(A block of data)
········

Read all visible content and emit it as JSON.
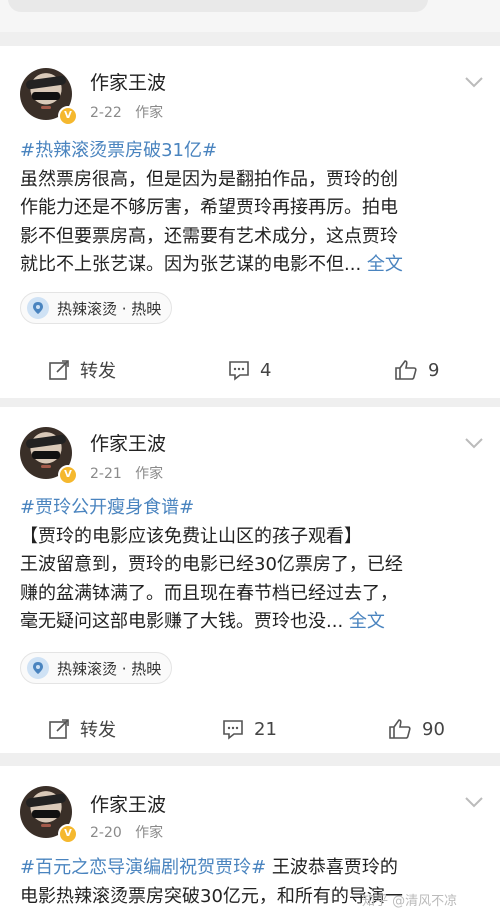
{
  "posts": [
    {
      "author": "作家王波",
      "date": "2-22",
      "role": "作家",
      "hashtag": "#热辣滚烫票房破31亿#",
      "lines": [
        "虽然票房很高，但是因为是翻拍作品，贾玲的创",
        "作能力还是不够厉害，希望贾玲再接再厉。拍电",
        "影不但要票房高，还需要有艺术成分，这点贾玲",
        "就比不上张艺谋。因为张艺谋的电影不但..."
      ],
      "more": "全文",
      "topic_chip": "热辣滚烫 · 热映",
      "repost_label": "转发",
      "comments": "4",
      "likes": "9"
    },
    {
      "author": "作家王波",
      "date": "2-21",
      "role": "作家",
      "hashtag": "#贾玲公开瘦身食谱#",
      "lines": [
        "【贾玲的电影应该免费让山区的孩子观看】",
        "王波留意到，贾玲的电影已经30亿票房了，已经",
        "赚的盆满钵满了。而且现在春节档已经过去了，",
        "毫无疑问这部电影赚了大钱。贾玲也没..."
      ],
      "more": "全文",
      "topic_chip": "热辣滚烫 · 热映",
      "repost_label": "转发",
      "comments": "21",
      "likes": "90"
    },
    {
      "author": "作家王波",
      "date": "2-20",
      "role": "作家",
      "hashtag": "#百元之恋导演编剧祝贺贾玲#",
      "lines": [
        " 王波恭喜贾玲的",
        "电影热辣滚烫票房突破30亿元，和所有的导演一"
      ]
    }
  ],
  "watermark": "知乎 @清风不凉",
  "colors": {
    "link": "#4a84bf",
    "verified": "#f5b82e"
  }
}
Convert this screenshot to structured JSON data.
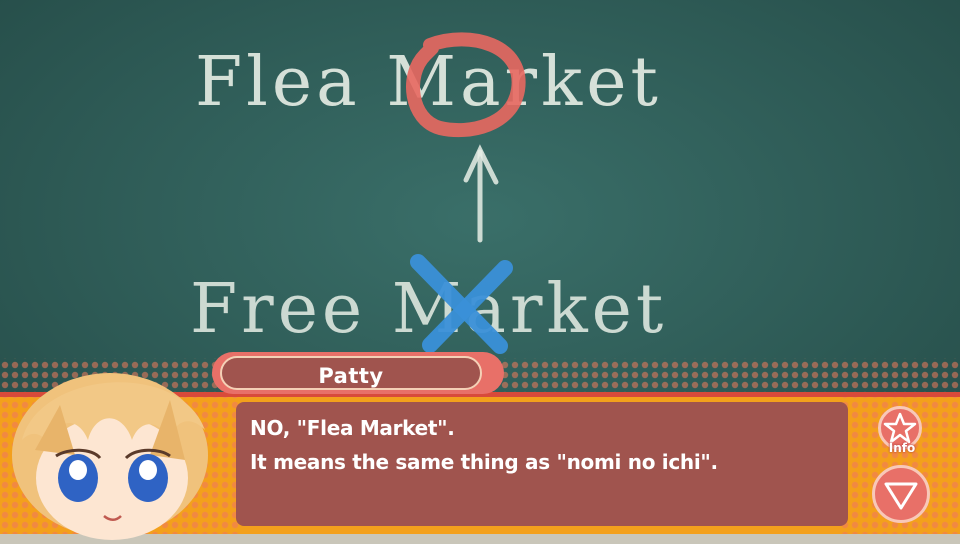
{
  "scene": {
    "board_line_top": "Flea Market",
    "board_line_bottom": "Free Market",
    "board_color": "#2f5f5a",
    "chalk_color": "#e8eee6",
    "circle_color": "#e86860",
    "cross_color": "#3a90d8"
  },
  "dialog": {
    "speaker": "Patty",
    "lines": [
      "NO, \"Flea Market\".",
      "It means the same thing as \"nomi no ichi\"."
    ],
    "info_label": "Info",
    "panel_color": "#f3a01c",
    "text_box_color": "#a0544e"
  },
  "icons": {
    "info": "star-icon",
    "advance": "down-triangle-icon"
  }
}
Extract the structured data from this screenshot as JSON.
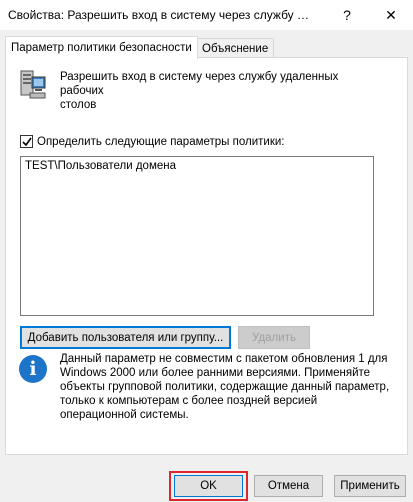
{
  "window": {
    "title": "Свойства: Разрешить вход в систему через службу уда...",
    "help_glyph": "?",
    "close_glyph": "✕"
  },
  "tabs": [
    {
      "label": "Параметр политики безопасности",
      "active": true
    },
    {
      "label": "Объяснение",
      "active": false
    }
  ],
  "policy": {
    "name_line1": "Разрешить вход в систему через службу удаленных рабочих",
    "name_line2": "столов",
    "icon": "server-computer-icon"
  },
  "define_checkbox": {
    "label": "Определить следующие параметры политики:",
    "checked": true
  },
  "user_list": {
    "items": [
      "TEST\\Пользователи домена"
    ]
  },
  "buttons": {
    "add": "Добавить пользователя или группу...",
    "remove": "Удалить",
    "ok": "OK",
    "cancel": "Отмена",
    "apply": "Применить"
  },
  "info": {
    "icon": "info-icon",
    "glyph": "i",
    "lines": [
      "Данный параметр не совместим с пакетом обновления 1 для",
      "Windows 2000 или более ранними версиями. Применяйте",
      "объекты групповой политики, содержащие данный параметр,",
      "только к компьютерам с более поздней версией",
      "операционной системы."
    ]
  },
  "colors": {
    "accent": "#0078d7",
    "info_blue": "#1e74c9",
    "highlight_red": "#e0262d"
  }
}
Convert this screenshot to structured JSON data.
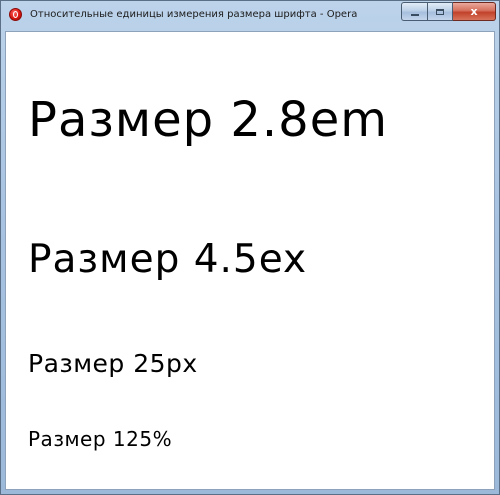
{
  "window": {
    "title": "Относительные единицы измерения размера шрифта - Opera",
    "app_icon": "opera-icon",
    "controls": {
      "minimize": "minimize-icon",
      "maximize": "maximize-icon",
      "close_label": "x"
    }
  },
  "content": {
    "lines": [
      {
        "text": "Размер 2.8em"
      },
      {
        "text": "Размер 4.5ex"
      },
      {
        "text": "Размер 25px"
      },
      {
        "text": "Размер 125%"
      }
    ]
  }
}
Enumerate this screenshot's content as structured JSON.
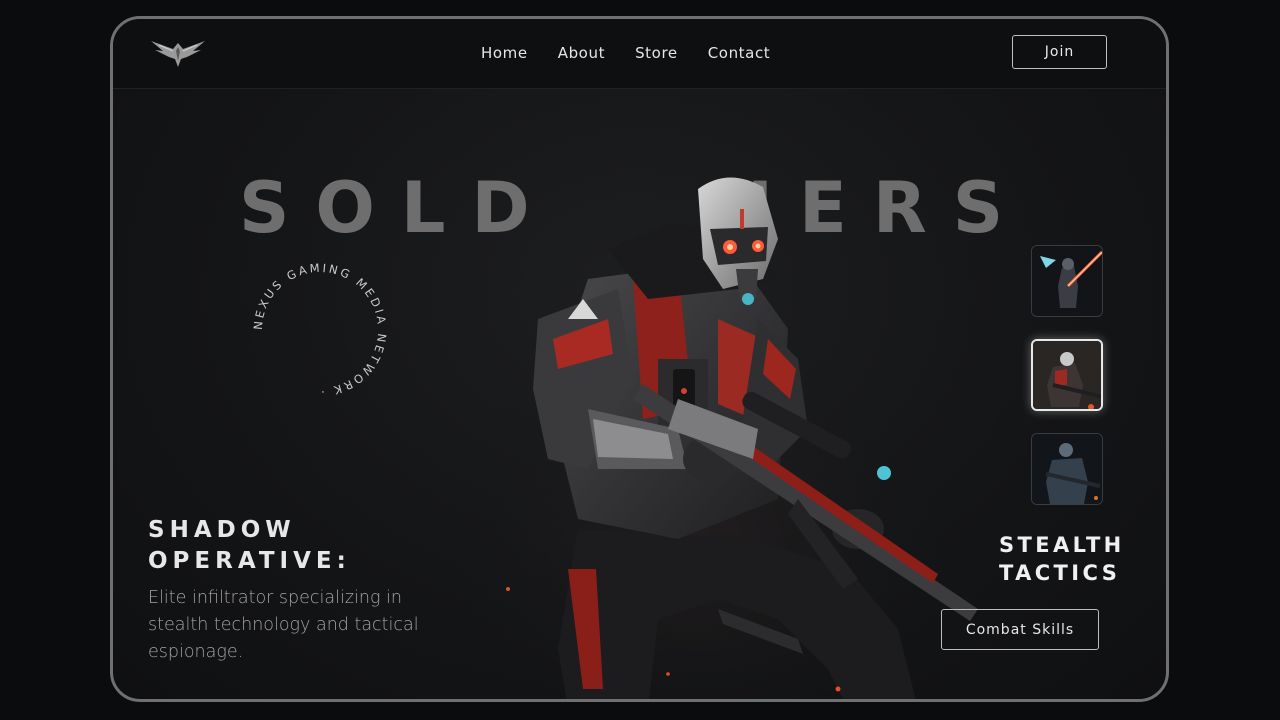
{
  "nav": {
    "items": [
      {
        "label": "Home"
      },
      {
        "label": "About"
      },
      {
        "label": "Store"
      },
      {
        "label": "Contact"
      }
    ],
    "join_label": "Join"
  },
  "hero": {
    "title_left": "SOLD",
    "title_right": "IERS",
    "ring_text": "NEXUS GAMING MEDIA NETWORK ·"
  },
  "operative": {
    "title_line1": "SHADOW",
    "title_line2": "OPERATIVE:",
    "description": "Elite infiltrator specializing in stealth technology and tactical espionage."
  },
  "side": {
    "title_line1": "STEALTH",
    "title_line2": "TACTICS",
    "button_label": "Combat Skills"
  },
  "thumbnails": [
    {
      "name": "laser-blade-warrior",
      "selected": false
    },
    {
      "name": "shadow-operative",
      "selected": true
    },
    {
      "name": "blue-armored-soldier",
      "selected": false
    }
  ],
  "colors": {
    "accent_red": "#c8332b",
    "title_gray": "#6e6e6e",
    "frame_border": "#6f7072"
  }
}
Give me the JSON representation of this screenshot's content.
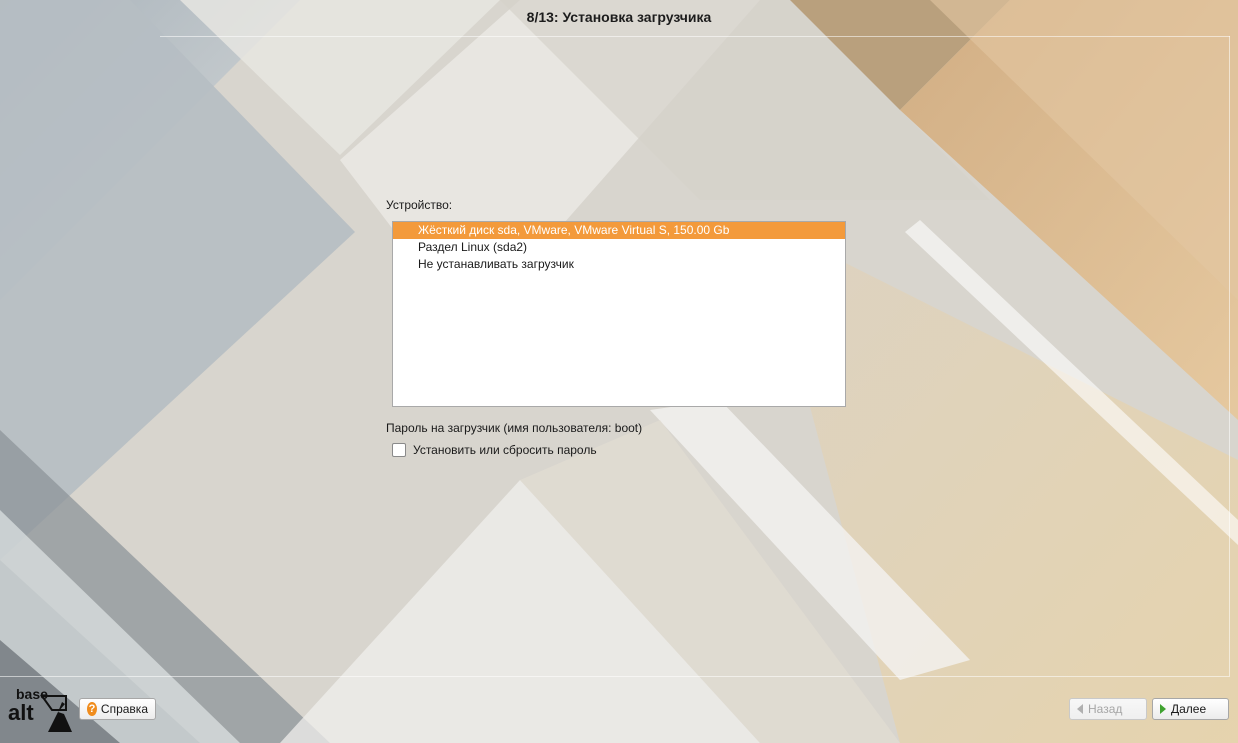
{
  "window": {
    "title": "8/13: Установка загрузчика"
  },
  "device": {
    "label": "Устройство:",
    "items": [
      {
        "label": "Жёсткий диск sda, VMware, VMware Virtual S, 150.00 Gb",
        "selected": true
      },
      {
        "label": "Раздел Linux (sda2)",
        "selected": false
      },
      {
        "label": "Не устанавливать загрузчик",
        "selected": false
      }
    ]
  },
  "password": {
    "label": "Пароль на загрузчик (имя пользователя: boot)",
    "checkbox_label": "Установить или сбросить пароль",
    "checked": false
  },
  "footer": {
    "logo_top": "base",
    "logo_bottom": "alt",
    "help_label": "Справка",
    "back_label": "Назад",
    "next_label": "Далее",
    "icons": {
      "help": "question-icon",
      "back": "arrow-left-icon",
      "next": "arrow-right-icon"
    }
  },
  "colors": {
    "selection": "#f39a3b",
    "help_icon": "#f08c1c",
    "next_arrow": "#3fa22f"
  }
}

········

▸ **The request**
Of the lines in the material above, state how many contain the string "Flea"; give no other text.

▸ **Correct output**
2